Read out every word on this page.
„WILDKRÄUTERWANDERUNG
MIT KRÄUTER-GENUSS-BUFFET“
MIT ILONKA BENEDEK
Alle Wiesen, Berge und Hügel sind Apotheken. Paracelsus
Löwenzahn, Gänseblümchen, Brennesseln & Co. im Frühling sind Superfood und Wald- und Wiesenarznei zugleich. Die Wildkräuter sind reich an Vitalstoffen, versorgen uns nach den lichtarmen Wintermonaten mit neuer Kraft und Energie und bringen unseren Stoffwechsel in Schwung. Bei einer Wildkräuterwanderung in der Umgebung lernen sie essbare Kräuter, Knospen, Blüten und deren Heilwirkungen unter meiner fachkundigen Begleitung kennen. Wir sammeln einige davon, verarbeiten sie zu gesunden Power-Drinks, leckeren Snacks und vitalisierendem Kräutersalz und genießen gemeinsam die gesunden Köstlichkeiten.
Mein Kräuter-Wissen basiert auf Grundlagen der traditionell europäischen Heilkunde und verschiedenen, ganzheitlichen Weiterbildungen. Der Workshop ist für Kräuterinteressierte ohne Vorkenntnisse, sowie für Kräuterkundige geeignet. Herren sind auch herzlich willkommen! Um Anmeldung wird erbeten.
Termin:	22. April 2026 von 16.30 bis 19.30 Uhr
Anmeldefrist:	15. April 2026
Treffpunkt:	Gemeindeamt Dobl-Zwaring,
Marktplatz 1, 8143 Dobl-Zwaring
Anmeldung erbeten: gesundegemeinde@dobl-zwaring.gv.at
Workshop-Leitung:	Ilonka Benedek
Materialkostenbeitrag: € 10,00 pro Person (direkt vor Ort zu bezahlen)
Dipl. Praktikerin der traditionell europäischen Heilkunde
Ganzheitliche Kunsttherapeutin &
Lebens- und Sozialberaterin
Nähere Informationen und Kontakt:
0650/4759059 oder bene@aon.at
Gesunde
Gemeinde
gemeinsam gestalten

----

Where a line of the data holds "erbeten", show that line.

SOLUTION FOR THIS TASK ::
Mein Kräuter-Wissen basiert auf Grundlagen der traditionell europäischen Heilkunde und verschiedenen, ganzheitlichen Weiterbildungen. Der Workshop ist für Kräuterinteressierte ohne Vorkenntnisse, sowie für Kräuterkundige geeignet. Herren sind auch herzlich willkommen! Um Anmeldung wird erbeten.
Anmeldung erbeten: gesundegemeinde@dobl-zwaring.gv.at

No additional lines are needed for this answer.